→ **EXERCISE INSTRUCTIONS**
Reproduce all of the data exactly, with no line skipped.

→ **EXCERPTED RECORDS**

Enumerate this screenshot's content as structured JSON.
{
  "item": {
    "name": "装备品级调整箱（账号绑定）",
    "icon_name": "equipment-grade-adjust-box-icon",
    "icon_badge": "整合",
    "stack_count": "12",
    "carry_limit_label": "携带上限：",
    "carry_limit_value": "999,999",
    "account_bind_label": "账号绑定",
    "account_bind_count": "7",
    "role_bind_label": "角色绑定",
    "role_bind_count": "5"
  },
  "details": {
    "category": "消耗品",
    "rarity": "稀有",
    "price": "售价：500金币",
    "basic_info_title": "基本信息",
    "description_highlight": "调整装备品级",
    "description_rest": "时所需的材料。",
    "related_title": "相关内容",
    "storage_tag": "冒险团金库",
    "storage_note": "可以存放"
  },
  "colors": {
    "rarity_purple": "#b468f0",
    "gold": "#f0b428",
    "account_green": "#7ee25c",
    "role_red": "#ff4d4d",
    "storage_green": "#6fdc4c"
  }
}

→ **TASK RESULT**
Enumerate this screenshot's content as structured JSON.
{
  "item": {
    "name": "装备品级调整箱（账号绑定）",
    "icon_name": "equipment-grade-adjust-box-icon",
    "icon_badge": "整合",
    "stack_count": "12",
    "carry_limit_label": "携带上限：",
    "carry_limit_value": "999,999",
    "account_bind_label": "账号绑定",
    "account_bind_count": "7",
    "role_bind_label": "角色绑定",
    "role_bind_count": "5"
  },
  "details": {
    "category": "消耗品",
    "rarity": "稀有",
    "price": "售价：500金币",
    "basic_info_title": "基本信息",
    "description_highlight": "调整装备品级",
    "description_rest": "时所需的材料。",
    "related_title": "相关内容",
    "storage_tag": "冒险团金库",
    "storage_note": "可以存放"
  },
  "colors": {
    "rarity_purple": "#b468f0",
    "gold": "#f0b428",
    "account_green": "#7ee25c",
    "role_red": "#ff4d4d",
    "storage_green": "#6fdc4c"
  }
}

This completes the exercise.